> _MATERIAL PROVIDED_
--------------------------------

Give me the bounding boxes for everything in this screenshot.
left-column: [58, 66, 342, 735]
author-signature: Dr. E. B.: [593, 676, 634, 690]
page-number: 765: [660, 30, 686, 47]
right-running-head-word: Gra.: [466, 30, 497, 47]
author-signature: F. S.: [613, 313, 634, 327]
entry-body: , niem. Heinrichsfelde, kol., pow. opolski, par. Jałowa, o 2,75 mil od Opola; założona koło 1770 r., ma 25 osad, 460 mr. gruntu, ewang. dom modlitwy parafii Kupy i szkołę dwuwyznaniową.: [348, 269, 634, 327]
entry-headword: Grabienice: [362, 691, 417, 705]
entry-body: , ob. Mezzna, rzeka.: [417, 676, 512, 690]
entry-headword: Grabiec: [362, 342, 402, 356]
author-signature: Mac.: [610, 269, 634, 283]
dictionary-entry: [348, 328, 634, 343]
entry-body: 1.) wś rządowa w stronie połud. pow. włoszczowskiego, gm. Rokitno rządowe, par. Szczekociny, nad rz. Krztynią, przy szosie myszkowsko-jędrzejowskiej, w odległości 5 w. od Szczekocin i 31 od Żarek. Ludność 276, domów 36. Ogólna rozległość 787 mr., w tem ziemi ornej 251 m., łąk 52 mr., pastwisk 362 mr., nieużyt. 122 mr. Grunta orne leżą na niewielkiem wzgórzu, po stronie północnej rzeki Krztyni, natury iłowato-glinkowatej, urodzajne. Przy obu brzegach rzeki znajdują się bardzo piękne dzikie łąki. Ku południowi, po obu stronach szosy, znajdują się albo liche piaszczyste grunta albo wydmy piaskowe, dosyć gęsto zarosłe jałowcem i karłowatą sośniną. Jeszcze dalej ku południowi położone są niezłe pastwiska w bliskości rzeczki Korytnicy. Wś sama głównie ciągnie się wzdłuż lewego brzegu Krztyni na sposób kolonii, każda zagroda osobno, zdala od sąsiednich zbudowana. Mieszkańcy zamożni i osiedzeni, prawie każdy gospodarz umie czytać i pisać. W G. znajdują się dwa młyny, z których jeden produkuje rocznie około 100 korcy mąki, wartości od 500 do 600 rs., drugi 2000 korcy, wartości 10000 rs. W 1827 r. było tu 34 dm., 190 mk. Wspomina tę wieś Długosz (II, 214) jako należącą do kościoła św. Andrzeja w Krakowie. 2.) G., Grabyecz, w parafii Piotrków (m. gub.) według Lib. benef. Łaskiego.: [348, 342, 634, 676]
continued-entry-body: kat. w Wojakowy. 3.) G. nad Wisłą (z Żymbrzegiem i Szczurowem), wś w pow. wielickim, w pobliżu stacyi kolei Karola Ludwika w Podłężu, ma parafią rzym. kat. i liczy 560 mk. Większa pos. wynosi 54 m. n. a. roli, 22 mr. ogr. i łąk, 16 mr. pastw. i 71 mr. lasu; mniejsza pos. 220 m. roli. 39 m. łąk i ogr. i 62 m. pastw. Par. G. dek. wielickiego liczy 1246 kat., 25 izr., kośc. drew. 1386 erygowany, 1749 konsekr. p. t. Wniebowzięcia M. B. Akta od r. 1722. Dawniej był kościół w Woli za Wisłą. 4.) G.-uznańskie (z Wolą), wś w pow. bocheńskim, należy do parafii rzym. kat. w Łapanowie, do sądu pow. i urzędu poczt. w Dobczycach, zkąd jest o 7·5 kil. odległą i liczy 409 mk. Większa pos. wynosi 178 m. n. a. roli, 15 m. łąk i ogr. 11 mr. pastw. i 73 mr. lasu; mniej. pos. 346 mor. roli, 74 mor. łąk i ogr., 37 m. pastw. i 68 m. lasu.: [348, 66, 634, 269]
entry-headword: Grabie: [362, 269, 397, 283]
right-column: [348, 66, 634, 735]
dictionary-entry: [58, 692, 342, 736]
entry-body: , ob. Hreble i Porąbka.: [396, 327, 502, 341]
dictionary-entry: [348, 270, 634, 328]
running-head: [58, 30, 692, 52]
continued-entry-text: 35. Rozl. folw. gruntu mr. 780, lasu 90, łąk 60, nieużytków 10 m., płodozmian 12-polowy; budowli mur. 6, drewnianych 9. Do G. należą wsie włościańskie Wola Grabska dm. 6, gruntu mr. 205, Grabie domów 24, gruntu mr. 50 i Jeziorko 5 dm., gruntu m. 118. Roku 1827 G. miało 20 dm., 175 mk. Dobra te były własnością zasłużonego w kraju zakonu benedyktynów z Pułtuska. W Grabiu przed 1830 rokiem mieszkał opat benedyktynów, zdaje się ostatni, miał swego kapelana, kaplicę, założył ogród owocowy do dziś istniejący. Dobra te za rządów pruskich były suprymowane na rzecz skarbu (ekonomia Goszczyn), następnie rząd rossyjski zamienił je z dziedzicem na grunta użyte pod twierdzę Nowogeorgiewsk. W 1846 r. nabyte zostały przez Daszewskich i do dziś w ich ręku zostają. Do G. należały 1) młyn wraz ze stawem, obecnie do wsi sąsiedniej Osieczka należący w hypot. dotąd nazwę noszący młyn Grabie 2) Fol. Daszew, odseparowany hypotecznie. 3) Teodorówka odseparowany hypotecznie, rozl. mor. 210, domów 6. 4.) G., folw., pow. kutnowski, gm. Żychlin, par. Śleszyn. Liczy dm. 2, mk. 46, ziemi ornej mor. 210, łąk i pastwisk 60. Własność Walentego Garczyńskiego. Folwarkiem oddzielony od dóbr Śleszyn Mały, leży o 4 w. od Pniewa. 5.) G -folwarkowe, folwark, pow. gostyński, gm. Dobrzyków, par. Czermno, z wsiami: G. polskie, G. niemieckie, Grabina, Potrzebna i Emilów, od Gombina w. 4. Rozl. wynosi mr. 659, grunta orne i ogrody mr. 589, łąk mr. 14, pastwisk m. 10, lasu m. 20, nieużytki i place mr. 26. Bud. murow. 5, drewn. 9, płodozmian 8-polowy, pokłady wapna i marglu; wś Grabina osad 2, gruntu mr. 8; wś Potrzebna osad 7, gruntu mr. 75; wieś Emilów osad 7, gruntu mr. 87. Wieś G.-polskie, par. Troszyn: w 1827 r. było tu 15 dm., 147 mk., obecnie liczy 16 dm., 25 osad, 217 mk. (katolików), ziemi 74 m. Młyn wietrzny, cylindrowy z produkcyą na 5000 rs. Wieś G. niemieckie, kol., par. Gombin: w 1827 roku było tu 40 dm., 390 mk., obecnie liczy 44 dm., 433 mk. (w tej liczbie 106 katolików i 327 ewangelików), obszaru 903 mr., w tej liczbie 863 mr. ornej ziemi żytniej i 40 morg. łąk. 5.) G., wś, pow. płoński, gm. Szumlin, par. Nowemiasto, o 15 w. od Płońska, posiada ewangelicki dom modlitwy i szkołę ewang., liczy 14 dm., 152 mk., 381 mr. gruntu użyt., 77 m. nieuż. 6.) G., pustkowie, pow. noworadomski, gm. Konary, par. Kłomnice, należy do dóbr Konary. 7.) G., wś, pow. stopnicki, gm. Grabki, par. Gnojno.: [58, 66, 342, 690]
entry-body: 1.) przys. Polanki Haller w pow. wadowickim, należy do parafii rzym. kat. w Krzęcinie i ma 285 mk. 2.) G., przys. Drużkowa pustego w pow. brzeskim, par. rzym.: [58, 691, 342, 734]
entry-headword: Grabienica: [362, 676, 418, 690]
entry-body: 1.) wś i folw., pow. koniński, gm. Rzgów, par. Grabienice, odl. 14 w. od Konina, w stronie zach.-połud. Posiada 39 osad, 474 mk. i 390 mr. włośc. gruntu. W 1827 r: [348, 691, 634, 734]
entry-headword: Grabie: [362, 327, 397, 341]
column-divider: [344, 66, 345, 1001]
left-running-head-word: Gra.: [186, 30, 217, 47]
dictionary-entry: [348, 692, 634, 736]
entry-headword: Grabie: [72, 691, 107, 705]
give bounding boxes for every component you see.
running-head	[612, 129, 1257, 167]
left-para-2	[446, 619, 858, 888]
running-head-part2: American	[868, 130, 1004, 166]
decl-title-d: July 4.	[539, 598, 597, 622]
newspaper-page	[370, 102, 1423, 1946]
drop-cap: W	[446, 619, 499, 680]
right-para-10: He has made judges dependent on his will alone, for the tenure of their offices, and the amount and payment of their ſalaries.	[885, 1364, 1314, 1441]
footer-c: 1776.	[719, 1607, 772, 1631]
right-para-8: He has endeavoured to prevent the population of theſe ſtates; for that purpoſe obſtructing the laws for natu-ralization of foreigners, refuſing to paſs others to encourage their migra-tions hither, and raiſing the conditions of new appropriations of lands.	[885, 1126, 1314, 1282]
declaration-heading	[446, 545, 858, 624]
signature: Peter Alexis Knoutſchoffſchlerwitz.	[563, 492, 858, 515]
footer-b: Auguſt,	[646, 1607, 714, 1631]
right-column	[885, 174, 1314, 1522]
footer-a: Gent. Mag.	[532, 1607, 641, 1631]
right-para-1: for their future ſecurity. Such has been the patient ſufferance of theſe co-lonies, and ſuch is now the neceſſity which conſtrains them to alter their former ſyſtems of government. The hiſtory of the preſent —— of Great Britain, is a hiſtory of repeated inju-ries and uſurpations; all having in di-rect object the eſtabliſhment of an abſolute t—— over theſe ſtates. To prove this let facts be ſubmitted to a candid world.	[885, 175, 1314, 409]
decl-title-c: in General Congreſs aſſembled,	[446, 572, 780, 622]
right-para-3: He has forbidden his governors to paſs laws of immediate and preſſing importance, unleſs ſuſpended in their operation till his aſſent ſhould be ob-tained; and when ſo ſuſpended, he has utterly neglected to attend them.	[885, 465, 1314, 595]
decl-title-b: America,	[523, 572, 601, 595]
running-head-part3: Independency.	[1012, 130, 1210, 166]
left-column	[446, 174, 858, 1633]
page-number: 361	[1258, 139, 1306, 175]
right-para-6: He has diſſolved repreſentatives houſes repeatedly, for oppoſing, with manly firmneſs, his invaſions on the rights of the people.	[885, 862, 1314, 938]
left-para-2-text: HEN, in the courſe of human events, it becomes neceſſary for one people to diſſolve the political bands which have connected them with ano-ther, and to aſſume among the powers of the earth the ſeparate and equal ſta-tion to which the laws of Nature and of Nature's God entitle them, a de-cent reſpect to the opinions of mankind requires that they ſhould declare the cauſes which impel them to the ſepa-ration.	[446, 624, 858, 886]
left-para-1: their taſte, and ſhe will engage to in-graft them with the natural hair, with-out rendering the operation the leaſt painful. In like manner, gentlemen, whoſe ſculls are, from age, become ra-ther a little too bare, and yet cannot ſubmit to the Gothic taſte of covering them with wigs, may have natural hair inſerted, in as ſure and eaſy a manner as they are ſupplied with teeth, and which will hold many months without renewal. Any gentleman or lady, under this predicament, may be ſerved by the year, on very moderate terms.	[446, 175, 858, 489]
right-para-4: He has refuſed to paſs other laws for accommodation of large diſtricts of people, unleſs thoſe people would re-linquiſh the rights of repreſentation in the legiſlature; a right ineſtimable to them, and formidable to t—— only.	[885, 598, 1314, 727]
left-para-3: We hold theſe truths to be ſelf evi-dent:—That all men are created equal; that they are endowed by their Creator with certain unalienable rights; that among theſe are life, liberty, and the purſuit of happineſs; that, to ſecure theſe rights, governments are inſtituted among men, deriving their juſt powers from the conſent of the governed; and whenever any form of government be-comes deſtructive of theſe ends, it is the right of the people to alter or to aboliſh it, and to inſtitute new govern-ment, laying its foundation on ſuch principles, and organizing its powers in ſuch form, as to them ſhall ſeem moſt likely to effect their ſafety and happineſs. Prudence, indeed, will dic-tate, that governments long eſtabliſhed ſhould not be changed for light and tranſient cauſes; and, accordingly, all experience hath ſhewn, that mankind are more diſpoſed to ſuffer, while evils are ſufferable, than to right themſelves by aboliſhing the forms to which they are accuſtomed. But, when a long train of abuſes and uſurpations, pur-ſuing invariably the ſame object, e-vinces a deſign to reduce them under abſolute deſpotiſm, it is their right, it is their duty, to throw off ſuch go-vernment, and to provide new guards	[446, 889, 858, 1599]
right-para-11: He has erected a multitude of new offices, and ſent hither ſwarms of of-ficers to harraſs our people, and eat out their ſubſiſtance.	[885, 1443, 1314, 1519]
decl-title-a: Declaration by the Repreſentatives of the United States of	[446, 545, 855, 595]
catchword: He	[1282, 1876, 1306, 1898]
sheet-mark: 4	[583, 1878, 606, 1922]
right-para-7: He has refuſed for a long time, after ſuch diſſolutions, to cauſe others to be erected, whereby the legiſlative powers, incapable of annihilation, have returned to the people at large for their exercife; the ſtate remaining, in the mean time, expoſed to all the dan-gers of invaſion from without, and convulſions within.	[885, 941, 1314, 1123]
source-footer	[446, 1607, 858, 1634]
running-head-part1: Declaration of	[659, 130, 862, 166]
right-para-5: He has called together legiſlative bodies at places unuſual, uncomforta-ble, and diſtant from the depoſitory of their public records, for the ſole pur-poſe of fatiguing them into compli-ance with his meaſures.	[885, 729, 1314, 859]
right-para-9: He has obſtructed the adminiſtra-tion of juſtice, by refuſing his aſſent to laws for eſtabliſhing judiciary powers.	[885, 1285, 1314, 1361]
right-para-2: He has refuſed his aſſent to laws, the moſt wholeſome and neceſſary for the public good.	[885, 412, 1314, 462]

--------------------------------

> _REQUIREMENTS_
Reproduce the records word for word, from their first line through the line that contains "author-signature: F. S.: [613, 313, 634, 327]", and stop there.

> _RESULT OF THE TASK_
Give me the bounding boxes for everything in this screenshot.
left-column: [58, 66, 342, 735]
author-signature: Dr. E. B.: [593, 676, 634, 690]
page-number: 765: [660, 30, 686, 47]
right-running-head-word: Gra.: [466, 30, 497, 47]
author-signature: F. S.: [613, 313, 634, 327]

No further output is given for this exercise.